> **Your objective**: Using the entries that follow, state how many lines contain the word "ylabel". The response is that number and nothing more.

Dataset rows about figures

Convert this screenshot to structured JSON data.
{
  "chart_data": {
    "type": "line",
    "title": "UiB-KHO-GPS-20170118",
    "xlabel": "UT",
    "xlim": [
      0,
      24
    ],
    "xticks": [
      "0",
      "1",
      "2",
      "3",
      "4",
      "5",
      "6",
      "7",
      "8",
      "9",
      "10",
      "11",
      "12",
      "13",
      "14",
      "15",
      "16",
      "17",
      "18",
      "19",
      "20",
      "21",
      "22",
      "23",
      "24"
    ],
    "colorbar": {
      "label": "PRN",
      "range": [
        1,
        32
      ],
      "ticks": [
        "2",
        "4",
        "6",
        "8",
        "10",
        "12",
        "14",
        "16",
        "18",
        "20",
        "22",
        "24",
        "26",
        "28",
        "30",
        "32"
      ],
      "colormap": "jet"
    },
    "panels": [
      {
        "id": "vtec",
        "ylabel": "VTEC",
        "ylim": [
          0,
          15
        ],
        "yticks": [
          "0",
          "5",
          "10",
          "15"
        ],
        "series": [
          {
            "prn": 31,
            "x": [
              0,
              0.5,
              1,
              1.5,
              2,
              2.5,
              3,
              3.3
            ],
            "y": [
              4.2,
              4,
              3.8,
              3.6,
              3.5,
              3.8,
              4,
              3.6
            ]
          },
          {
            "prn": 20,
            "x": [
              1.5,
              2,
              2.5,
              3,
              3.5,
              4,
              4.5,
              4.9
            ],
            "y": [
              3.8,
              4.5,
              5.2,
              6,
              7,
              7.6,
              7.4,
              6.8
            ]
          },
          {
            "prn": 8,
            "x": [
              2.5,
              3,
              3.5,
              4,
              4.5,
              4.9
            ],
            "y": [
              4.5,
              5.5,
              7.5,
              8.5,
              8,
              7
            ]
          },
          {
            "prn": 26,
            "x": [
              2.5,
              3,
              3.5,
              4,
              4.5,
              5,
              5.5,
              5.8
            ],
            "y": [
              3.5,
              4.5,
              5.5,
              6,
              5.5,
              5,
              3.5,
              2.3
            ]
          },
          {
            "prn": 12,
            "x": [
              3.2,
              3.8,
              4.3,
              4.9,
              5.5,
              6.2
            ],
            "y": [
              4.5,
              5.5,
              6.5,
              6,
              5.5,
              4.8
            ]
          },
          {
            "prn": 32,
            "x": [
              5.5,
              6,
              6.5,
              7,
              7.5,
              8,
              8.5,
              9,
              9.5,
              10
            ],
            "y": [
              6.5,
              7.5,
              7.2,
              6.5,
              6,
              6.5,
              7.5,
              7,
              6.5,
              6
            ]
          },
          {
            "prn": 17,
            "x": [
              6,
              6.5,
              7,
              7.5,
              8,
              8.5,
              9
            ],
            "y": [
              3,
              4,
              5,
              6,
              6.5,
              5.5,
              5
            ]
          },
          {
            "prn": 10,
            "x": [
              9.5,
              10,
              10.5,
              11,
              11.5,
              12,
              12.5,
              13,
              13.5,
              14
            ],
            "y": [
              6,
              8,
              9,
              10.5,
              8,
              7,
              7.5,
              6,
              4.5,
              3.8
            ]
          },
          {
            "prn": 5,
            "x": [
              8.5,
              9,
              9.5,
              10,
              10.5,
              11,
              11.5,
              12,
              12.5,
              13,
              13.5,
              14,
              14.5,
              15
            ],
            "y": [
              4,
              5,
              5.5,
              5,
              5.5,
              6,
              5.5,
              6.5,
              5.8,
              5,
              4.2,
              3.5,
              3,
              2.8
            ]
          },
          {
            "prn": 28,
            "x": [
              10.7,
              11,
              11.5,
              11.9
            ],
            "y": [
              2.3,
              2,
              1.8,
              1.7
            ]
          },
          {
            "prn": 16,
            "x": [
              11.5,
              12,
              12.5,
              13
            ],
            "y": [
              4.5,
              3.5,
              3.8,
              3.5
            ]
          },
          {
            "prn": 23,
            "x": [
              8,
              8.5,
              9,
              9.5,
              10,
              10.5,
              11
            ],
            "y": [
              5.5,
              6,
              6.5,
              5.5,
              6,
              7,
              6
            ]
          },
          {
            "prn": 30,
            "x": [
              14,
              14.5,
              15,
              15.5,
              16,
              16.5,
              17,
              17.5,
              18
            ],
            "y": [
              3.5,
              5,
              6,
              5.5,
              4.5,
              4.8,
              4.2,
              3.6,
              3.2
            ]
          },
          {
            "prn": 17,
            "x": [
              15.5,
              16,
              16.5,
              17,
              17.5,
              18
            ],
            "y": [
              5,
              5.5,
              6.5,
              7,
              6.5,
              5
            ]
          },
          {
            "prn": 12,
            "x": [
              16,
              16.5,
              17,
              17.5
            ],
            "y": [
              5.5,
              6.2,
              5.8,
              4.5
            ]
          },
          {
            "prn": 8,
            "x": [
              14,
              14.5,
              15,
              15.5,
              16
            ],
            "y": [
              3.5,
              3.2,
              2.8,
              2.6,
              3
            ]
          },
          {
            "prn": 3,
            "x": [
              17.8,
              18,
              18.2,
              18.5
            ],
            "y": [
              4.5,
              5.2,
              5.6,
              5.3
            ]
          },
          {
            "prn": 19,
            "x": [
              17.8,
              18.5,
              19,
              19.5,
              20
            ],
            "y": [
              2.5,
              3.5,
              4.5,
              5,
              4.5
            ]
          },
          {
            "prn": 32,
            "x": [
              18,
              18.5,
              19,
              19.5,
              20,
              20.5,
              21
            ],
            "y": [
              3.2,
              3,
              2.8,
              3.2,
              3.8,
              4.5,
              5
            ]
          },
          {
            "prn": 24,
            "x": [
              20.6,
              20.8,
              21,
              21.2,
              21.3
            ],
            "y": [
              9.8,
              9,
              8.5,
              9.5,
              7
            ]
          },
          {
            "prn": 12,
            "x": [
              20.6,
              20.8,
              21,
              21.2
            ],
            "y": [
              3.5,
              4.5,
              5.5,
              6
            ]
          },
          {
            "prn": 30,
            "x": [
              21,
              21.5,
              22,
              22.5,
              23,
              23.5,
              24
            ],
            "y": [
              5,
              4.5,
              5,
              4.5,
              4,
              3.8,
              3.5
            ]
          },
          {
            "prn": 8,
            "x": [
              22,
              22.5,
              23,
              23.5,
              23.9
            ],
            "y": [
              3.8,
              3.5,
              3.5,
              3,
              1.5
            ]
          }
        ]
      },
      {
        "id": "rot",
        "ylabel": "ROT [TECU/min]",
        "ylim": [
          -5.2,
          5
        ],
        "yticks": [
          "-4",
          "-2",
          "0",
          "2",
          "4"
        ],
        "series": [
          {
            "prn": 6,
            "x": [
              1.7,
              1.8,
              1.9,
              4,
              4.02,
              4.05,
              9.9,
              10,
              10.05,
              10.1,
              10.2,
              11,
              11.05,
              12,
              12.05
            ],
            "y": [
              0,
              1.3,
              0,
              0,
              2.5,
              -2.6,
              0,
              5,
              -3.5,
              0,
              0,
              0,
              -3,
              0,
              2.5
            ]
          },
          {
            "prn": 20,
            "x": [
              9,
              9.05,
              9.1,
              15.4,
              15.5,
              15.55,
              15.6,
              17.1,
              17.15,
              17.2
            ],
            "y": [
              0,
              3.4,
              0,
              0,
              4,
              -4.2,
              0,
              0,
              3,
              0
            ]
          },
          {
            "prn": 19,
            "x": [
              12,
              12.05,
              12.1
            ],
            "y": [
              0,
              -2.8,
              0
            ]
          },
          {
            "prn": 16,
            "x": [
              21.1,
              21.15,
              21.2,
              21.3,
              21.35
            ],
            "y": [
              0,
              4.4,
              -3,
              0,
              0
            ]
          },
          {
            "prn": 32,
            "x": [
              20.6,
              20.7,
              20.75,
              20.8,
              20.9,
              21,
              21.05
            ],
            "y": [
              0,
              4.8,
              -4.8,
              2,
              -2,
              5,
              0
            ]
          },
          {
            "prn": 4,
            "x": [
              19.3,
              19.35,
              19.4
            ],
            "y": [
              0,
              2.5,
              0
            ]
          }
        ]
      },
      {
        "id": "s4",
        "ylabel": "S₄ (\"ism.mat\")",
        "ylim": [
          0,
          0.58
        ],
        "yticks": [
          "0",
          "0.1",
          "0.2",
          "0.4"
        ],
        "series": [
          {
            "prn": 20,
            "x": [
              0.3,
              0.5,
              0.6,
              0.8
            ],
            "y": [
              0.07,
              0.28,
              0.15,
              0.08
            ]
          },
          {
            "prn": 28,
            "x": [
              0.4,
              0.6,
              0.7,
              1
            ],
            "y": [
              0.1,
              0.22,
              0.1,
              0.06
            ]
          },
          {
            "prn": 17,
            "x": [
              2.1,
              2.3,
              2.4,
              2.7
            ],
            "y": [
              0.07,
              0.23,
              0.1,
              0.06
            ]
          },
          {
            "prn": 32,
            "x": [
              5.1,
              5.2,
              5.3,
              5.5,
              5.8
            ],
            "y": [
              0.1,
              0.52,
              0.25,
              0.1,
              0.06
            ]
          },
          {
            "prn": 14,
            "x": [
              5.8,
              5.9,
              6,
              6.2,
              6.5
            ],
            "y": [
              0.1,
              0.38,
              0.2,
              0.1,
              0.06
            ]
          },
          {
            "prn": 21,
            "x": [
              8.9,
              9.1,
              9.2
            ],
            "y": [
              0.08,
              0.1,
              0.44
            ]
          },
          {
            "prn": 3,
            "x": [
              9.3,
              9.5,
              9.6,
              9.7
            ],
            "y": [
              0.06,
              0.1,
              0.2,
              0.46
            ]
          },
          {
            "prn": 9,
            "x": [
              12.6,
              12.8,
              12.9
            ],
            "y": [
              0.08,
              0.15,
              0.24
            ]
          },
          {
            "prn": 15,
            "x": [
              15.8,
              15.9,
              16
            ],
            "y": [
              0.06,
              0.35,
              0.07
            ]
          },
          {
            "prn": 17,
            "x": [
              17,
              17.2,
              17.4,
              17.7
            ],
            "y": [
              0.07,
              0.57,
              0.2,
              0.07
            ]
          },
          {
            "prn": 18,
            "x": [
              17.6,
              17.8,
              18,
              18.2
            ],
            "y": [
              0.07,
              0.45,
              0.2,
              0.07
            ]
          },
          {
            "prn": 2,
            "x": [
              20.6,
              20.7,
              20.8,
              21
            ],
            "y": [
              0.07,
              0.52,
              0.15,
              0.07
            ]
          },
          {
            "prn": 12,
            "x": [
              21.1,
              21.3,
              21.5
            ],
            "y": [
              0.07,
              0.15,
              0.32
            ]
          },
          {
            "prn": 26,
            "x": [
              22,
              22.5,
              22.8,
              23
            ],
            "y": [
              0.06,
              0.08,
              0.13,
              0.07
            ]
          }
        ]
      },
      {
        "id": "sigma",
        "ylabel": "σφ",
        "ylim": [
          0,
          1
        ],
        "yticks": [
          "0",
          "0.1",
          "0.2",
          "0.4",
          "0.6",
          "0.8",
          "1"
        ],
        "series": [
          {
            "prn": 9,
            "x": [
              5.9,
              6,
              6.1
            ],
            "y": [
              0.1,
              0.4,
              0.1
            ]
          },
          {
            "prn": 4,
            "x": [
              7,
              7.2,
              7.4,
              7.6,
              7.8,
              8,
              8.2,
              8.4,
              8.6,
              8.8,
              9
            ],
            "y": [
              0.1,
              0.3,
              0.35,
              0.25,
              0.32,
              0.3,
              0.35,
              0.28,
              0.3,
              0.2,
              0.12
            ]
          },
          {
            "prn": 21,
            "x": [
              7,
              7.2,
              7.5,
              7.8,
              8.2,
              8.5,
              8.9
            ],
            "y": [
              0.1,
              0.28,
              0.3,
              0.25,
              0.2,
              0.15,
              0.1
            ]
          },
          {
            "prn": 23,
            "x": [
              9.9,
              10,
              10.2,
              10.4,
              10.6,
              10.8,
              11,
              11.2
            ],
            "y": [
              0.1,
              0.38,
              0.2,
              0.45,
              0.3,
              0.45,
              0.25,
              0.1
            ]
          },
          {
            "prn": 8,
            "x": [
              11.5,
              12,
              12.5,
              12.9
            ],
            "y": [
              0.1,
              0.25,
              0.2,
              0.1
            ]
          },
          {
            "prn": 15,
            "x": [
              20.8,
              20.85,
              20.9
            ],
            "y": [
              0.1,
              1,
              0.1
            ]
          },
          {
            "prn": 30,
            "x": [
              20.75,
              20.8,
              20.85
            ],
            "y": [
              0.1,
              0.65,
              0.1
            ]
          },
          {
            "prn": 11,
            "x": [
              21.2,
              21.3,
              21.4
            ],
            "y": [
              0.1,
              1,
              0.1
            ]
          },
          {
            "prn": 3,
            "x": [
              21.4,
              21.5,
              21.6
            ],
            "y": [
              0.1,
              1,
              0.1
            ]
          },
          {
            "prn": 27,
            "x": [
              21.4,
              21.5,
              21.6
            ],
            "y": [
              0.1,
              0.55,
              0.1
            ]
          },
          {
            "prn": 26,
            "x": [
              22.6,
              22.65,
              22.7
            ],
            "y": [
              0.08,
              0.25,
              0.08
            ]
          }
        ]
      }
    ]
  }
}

> **Answer to this problem**: 4